_EXERCISE TASK_
Identify the lines that include the word "value", then copy all of them.

_EXERCISE DATA_
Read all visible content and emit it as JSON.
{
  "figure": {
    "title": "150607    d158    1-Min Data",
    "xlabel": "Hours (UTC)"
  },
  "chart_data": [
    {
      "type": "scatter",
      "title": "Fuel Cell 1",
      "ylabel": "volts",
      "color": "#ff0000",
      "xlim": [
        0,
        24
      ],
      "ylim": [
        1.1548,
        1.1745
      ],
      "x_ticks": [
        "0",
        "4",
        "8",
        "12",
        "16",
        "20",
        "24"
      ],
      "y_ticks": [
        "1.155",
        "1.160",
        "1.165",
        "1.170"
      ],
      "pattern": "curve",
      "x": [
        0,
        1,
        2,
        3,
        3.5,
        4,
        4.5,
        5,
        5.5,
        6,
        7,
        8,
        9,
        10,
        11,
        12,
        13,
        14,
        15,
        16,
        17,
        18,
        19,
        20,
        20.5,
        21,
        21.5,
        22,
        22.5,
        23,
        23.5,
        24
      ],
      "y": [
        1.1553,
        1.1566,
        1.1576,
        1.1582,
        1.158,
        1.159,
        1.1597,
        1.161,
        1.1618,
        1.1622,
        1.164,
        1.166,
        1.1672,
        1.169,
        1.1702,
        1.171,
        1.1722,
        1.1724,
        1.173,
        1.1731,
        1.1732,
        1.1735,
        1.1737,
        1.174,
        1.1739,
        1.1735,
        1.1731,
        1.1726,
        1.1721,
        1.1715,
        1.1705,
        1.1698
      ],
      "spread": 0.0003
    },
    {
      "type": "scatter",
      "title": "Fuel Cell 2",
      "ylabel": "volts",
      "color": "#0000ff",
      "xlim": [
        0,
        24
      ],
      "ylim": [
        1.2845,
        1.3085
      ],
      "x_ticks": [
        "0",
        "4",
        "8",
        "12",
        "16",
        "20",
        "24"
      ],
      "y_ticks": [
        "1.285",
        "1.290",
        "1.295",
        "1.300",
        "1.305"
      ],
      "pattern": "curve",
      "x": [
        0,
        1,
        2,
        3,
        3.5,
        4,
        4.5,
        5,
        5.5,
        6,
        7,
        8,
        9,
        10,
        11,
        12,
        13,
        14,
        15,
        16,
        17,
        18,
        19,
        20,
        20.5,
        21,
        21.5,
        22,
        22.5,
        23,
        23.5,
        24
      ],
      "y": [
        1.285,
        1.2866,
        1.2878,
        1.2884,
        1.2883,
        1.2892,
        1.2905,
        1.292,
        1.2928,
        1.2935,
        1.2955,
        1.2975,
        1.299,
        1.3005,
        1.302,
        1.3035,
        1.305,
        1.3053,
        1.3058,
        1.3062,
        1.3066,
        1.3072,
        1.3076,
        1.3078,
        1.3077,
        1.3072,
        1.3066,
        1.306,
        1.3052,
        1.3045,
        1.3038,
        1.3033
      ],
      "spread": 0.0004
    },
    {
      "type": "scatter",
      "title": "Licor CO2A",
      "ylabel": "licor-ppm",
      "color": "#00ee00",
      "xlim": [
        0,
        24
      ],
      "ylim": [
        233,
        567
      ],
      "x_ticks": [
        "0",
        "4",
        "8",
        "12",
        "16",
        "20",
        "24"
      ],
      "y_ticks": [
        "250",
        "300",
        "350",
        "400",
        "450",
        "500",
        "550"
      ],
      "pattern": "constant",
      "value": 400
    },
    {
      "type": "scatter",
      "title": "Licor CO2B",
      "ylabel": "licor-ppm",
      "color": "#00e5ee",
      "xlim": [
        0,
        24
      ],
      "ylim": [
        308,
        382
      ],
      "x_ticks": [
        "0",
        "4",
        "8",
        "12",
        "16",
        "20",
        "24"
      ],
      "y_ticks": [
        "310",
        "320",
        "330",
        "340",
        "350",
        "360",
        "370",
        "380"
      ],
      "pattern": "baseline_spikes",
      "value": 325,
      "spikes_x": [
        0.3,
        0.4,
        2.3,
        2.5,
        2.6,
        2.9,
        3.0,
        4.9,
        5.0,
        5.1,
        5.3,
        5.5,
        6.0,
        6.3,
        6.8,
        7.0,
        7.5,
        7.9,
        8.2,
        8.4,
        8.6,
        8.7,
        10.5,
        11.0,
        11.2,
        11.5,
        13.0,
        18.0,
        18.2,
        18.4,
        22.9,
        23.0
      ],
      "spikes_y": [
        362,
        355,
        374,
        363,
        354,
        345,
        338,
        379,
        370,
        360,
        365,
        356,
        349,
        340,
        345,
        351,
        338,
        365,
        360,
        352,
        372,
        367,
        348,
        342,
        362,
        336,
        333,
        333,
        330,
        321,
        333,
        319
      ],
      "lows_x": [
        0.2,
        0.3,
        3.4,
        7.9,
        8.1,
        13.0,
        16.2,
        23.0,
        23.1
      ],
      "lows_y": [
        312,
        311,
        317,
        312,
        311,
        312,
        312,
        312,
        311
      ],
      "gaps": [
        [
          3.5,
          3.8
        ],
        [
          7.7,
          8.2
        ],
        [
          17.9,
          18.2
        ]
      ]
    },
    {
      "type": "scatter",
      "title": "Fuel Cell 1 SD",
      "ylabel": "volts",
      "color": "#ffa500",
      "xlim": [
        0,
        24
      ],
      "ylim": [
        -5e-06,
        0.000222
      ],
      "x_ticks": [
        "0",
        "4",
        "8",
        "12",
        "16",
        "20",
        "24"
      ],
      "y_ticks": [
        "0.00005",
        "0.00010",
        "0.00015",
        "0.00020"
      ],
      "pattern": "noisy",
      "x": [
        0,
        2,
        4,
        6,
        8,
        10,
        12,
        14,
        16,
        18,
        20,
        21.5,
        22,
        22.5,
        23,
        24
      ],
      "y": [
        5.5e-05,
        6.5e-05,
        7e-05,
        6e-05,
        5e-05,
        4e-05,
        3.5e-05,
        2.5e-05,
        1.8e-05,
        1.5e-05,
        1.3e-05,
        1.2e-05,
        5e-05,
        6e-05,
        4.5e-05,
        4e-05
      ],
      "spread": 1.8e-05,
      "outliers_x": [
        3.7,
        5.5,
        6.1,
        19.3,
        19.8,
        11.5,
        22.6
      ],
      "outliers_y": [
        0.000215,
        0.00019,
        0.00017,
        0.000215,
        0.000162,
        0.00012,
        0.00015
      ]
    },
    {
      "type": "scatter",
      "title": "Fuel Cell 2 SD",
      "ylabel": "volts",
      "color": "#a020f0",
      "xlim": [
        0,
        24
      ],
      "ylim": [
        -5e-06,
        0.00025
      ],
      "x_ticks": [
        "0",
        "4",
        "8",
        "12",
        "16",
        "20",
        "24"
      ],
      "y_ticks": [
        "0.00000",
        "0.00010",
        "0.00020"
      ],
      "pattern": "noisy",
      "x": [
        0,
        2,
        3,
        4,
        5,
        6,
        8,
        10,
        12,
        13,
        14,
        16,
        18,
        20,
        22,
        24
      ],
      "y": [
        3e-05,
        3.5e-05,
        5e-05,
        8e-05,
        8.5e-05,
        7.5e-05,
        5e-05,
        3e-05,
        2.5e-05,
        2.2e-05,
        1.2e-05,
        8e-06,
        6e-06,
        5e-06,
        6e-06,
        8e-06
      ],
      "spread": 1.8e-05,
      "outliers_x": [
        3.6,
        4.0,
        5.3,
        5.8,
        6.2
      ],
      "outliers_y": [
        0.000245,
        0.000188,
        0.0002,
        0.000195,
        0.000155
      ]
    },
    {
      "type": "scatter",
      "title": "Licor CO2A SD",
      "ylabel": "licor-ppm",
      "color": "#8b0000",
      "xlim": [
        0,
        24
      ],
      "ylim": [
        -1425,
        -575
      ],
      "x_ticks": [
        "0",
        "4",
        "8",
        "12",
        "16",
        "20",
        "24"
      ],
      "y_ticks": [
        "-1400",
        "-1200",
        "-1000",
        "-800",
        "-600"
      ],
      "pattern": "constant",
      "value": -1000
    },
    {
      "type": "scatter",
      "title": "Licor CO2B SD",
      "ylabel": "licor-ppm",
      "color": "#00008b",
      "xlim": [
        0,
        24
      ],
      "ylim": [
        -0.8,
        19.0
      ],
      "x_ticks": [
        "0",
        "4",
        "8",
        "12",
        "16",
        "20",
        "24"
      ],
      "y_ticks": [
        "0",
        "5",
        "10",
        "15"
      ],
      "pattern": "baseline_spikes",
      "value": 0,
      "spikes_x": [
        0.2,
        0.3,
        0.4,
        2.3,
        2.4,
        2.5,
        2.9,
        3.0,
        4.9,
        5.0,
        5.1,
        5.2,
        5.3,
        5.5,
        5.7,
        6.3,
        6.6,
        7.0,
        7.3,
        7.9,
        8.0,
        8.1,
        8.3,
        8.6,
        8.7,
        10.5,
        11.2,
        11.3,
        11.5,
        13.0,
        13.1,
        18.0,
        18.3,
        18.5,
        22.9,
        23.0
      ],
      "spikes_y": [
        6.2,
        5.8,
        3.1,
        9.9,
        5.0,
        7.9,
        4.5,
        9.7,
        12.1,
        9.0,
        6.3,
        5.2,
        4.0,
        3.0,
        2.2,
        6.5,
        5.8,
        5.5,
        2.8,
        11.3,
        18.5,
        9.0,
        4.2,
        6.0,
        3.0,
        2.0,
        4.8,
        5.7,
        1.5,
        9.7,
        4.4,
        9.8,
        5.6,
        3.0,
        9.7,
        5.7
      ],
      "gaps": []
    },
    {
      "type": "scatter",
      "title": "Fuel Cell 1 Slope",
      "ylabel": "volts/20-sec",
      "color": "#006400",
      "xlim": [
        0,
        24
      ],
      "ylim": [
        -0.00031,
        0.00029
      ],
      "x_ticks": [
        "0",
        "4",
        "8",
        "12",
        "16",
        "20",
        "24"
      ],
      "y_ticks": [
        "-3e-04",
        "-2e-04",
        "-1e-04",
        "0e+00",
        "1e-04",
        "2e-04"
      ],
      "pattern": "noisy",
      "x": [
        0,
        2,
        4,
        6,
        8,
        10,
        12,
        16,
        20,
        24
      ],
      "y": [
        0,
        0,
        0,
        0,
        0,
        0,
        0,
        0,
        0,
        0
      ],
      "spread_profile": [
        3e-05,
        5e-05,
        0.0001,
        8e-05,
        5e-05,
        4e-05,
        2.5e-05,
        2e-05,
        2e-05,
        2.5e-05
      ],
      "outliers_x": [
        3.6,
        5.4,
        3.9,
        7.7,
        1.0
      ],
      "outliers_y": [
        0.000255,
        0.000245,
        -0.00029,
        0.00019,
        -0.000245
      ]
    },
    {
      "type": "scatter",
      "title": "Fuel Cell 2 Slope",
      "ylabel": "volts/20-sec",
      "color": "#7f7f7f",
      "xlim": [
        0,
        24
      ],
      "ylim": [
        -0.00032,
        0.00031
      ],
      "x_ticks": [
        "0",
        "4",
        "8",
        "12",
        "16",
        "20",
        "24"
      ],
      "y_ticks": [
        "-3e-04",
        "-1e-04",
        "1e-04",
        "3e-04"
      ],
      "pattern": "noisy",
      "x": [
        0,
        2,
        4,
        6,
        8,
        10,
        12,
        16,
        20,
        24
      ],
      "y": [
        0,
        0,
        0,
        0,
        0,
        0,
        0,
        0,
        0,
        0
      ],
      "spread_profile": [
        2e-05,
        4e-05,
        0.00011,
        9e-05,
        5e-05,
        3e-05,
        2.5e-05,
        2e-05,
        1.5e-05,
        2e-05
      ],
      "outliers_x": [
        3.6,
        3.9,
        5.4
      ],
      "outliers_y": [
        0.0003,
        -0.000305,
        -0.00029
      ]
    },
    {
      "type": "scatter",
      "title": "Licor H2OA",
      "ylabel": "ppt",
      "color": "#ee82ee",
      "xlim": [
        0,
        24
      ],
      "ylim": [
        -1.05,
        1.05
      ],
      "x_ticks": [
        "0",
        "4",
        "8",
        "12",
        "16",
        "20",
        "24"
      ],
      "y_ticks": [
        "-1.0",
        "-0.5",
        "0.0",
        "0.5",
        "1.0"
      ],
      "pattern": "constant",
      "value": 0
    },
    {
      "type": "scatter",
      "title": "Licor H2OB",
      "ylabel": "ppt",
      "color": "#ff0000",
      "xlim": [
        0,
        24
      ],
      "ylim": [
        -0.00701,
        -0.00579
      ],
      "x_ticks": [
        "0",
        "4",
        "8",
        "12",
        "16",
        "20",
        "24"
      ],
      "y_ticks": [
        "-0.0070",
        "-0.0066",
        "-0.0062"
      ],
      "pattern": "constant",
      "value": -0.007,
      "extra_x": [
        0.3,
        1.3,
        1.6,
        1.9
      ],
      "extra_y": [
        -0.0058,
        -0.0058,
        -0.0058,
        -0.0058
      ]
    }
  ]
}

_WORKED SOLUTION_
      "value": 400
      "value": 325,
      "value": -1000
      "value": 0,
      "value": 0
      "value": -0.007,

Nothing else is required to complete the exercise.